*What this task involves*
Scan the material for the word "上野台小③", and copy each line where it shows up.

*Dataset content*
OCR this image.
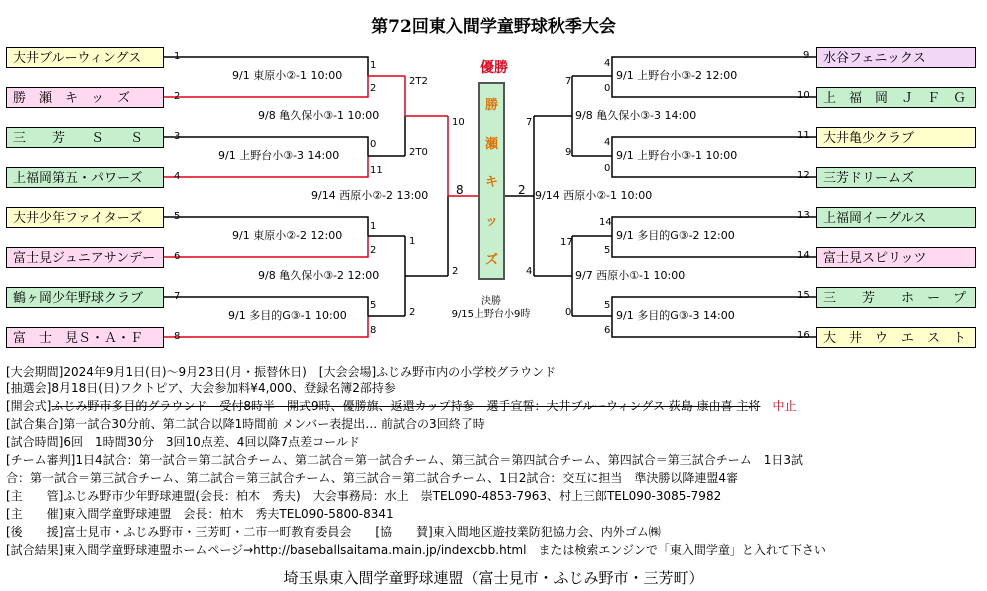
第72回東入間学童野球秋季大会
大井ブルーウィングス
勝　瀬　キ　ッ　ズ
三　　芳　　Ｓ　　Ｓ
上福岡第五・パワーズ
大井少年ファイターズ
富士見ジュニアサンデー
鶴ヶ岡少年野球クラブ
富　士　見Ｓ・Ａ・Ｆ
水谷フェニックス
上　福　岡　Ｊ　Ｆ　Ｇ
大井亀少クラブ
三芳ドリームズ
上福岡イーグルス
富士見スピリッツ
三　　芳　　ホ　ー　プ
大　井　ウ　エ　ス　ト
1
2
3
4
5
6
7
8
9
10
11
12
13
14
15
16
9/1 東原小②-1 10:00
9/8 亀久保小③-1 10:00
9/1 上野台小③-3 14:00
9/14 西原小②-2 13:00
9/1 東原小②-2 12:00
9/8 亀久保小③-2 12:00
9/1 多目的G③-1 10:00
9/1 上野台小③-2 12:00
9/8 亀久保小③-3 14:00
9/1 上野台小③-1 10:00
9/14 西原小②-1 10:00
9/1 多目的G③-2 12:00
9/7 西原小①-1 10:00
9/1 多目的G③-3 14:00
1
2
0
11
1
2
5
8
2T2
2T0
1
2
10
2
8
4
0
4
0
14
5
5
6
7
9
17
0
7
4
2
優勝
勝
瀬
キ
ッ
ズ
決勝
9/15上野台小9時
[大会期間]2024年9月1日(日)～9月23日(月・振替休日)　[大会会場]ふじみ野市内の小学校グラウンド
[抽選会]8月18日(日)フクトピア、大会参加料¥4,000、登録名簿2部持参
[開会式]ふじみ野市多目的グラウンド　受付8時半　開式9時、優勝旗、返還カップ持参　選手宣誓：大井ブルーウィングス 荻島 康由喜 主将　 中止
[試合集合]第一試合30分前、第二試合以降1時間前 メンバー表提出… 前試合の3回終了時
[試合時間]6回　1時間30分　3回10点差、4回以降7点差コールド
[チーム審判]1日4試合：第一試合＝第二試合チーム、第二試合＝第一試合チーム、第三試合＝第四試合チーム、第四試合＝第三試合チーム　1日3試
合：第一試合＝第三試合チーム、第二試合＝第三試合チーム、第三試合＝第二試合チーム、1日2試合：交互に担当　準決勝以降連盟4審
[主　　管]ふじみ野市少年野球連盟(会長：柏木　秀夫)　大会事務局：水上　崇TEL090-4853-7963、村上三郎TEL090-3085-7982
[主　　催]東入間学童野球連盟　会長：柏木　秀夫TEL090-5800-8341
[後　　援]富士見市・ふじみ野市・三芳町・二市一町教育委員会　　[協　　賛]東入間地区遊技業防犯協力会、内外ゴム㈱
[試合結果]東入間学童野球連盟ホームページ→http://baseballsaitama.main.jp/indexcbb.html　または検索エンジンで「東入間学童」と入れて下さい
埼玉県東入間学童野球連盟（富士見市・ふじみ野市・三芳町）
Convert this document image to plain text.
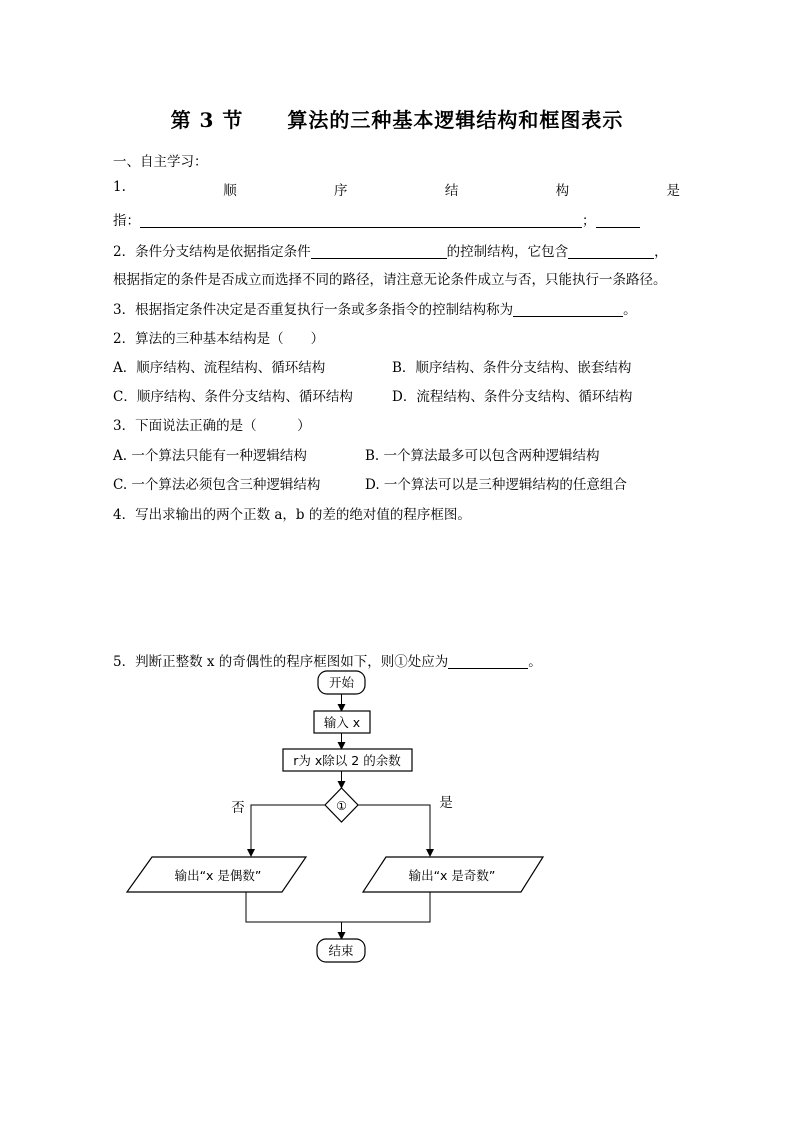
第 3 节 算法的三种基本逻辑结构和框图表示
一、自主学习：
1.	顺	序	结	构	是
指：	；
2．条件分支结构是依据指定条件	的控制结构，它包含	，
根据指定的条件是否成立而选择不同的路径，请注意无论条件成立与否，只能执行一条路径。
3．根据指定条件决定是否重复执行一条或多条指令的控制结构称为	。
2．算法的三种基本结构是（　　）
A．顺序结构、流程结构、循环结构	B．顺序结构、条件分支结构、嵌套结构
C．顺序结构、条件分支结构、循环结构	D．流程结构、条件分支结构、循环结构
3．下面说法正确的是（　　　）
A. 一个算法只能有一种逻辑结构	B. 一个算法最多可以包含两种逻辑结构
C. 一个算法必须包含三种逻辑结构	D. 一个算法可以是三种逻辑结构的任意组合
4．写出求输出的两个正数 a，b 的差的绝对值的程序框图。
5．判断正整数 x 的奇偶性的程序框图如下，则①处应为	。
开始
输入 x
r为 x除以 2 的余数
①
否	是
输出“x 是偶数”	输出“x 是奇数”
结束
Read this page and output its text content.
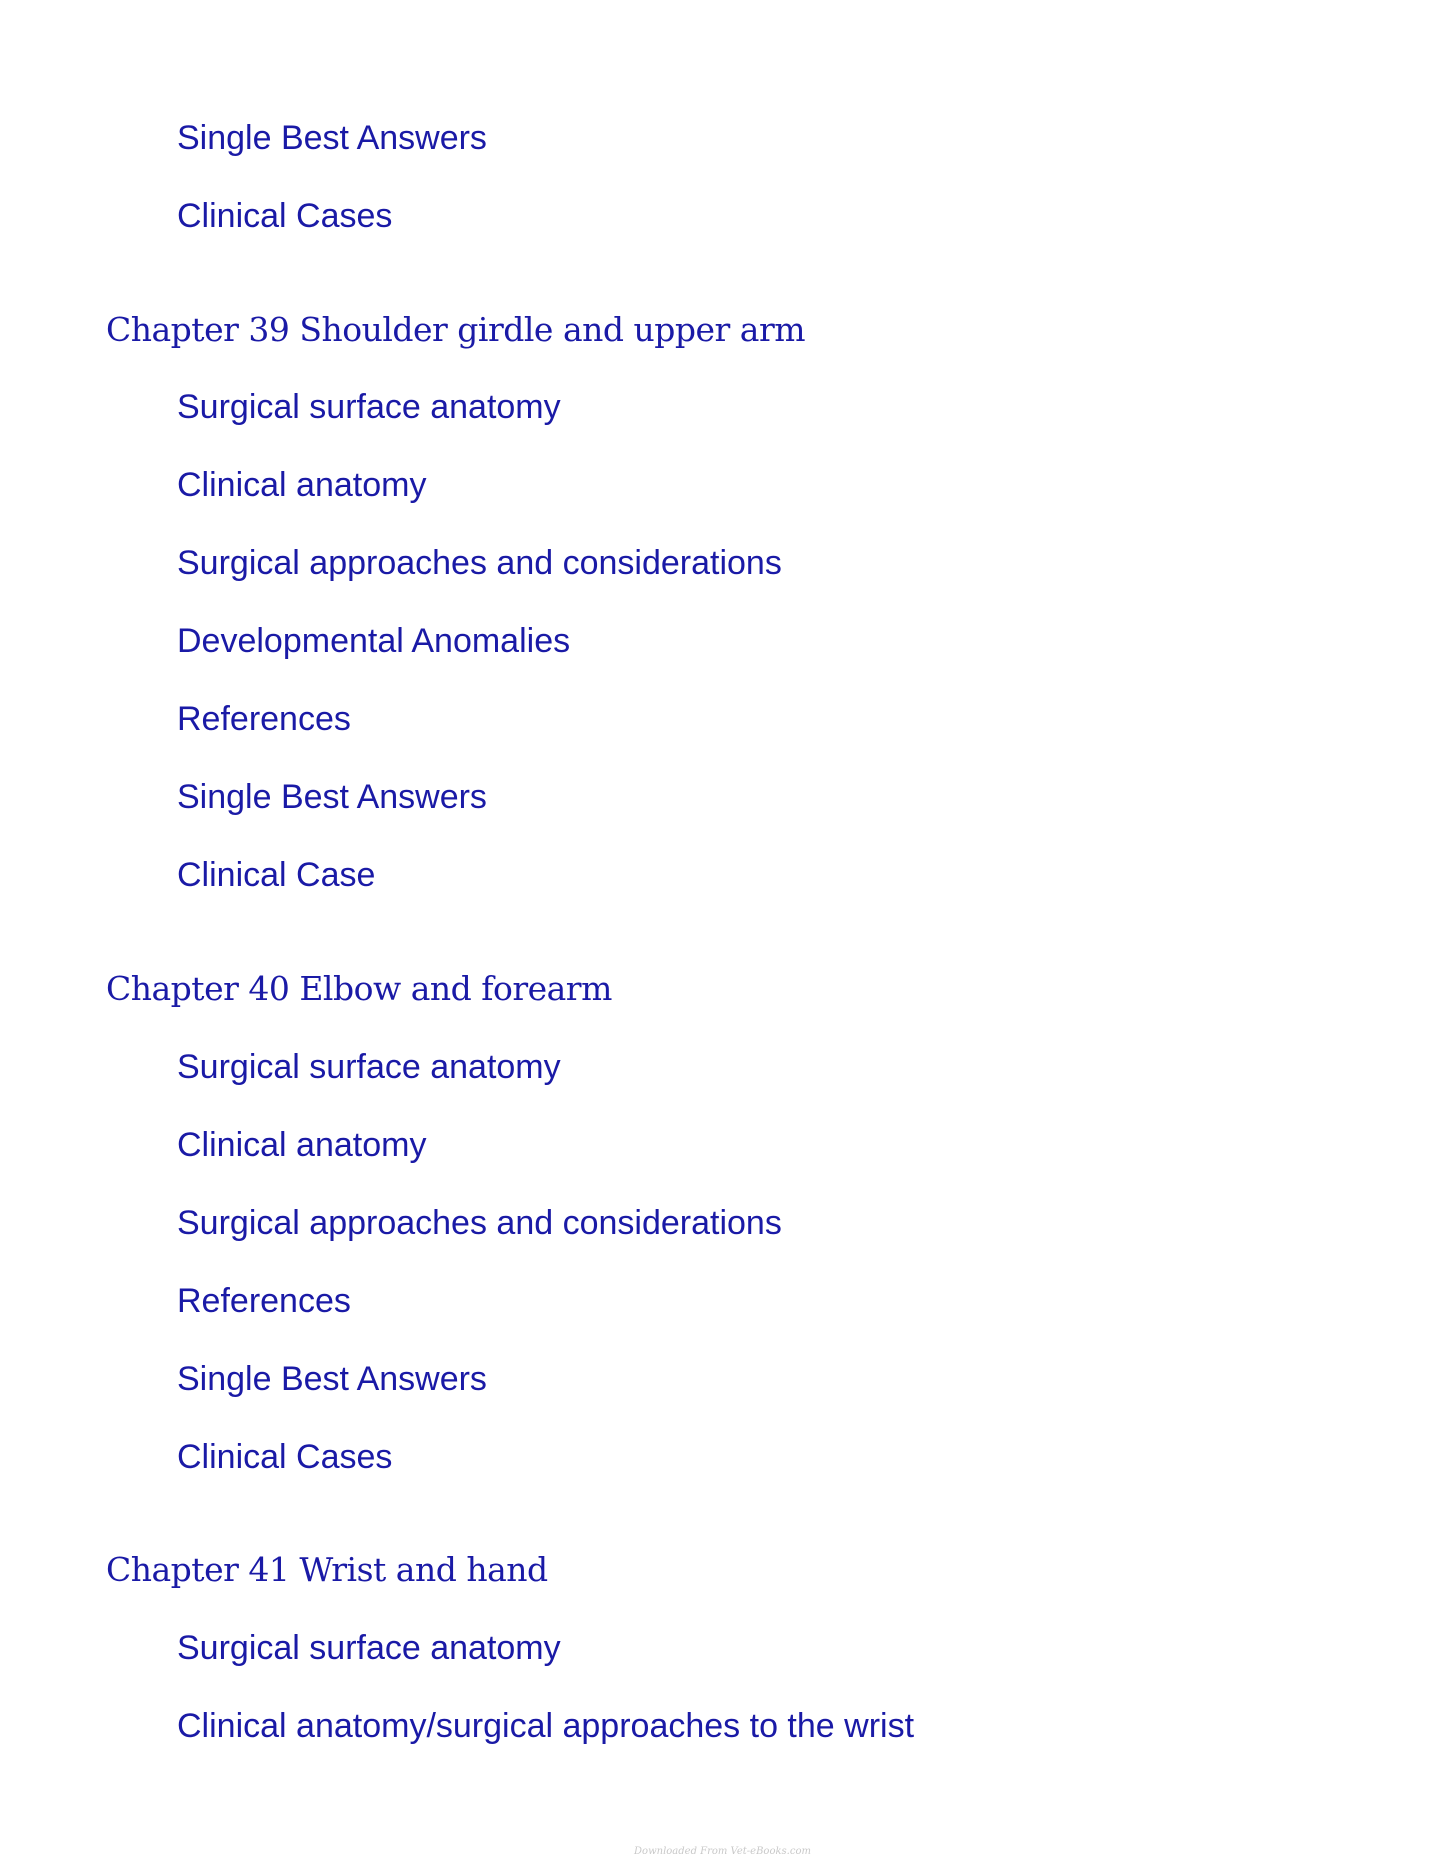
Single Best Answers
Clinical Cases
Chapter 39 Shoulder girdle and upper arm
Surgical surface anatomy
Clinical anatomy
Surgical approaches and considerations
Developmental Anomalies
References
Single Best Answers
Clinical Case
Chapter 40 Elbow and forearm
Surgical surface anatomy
Clinical anatomy
Surgical approaches and considerations
References
Single Best Answers
Clinical Cases
Chapter 41 Wrist and hand
Surgical surface anatomy
Clinical anatomy/surgical approaches to the wrist
Downloaded From Vet-eBooks.com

*Full output*
9/1 上野台小③-3 14:00
9/1 上野台小③-2 12:00
9/1 上野台小③-1 10:00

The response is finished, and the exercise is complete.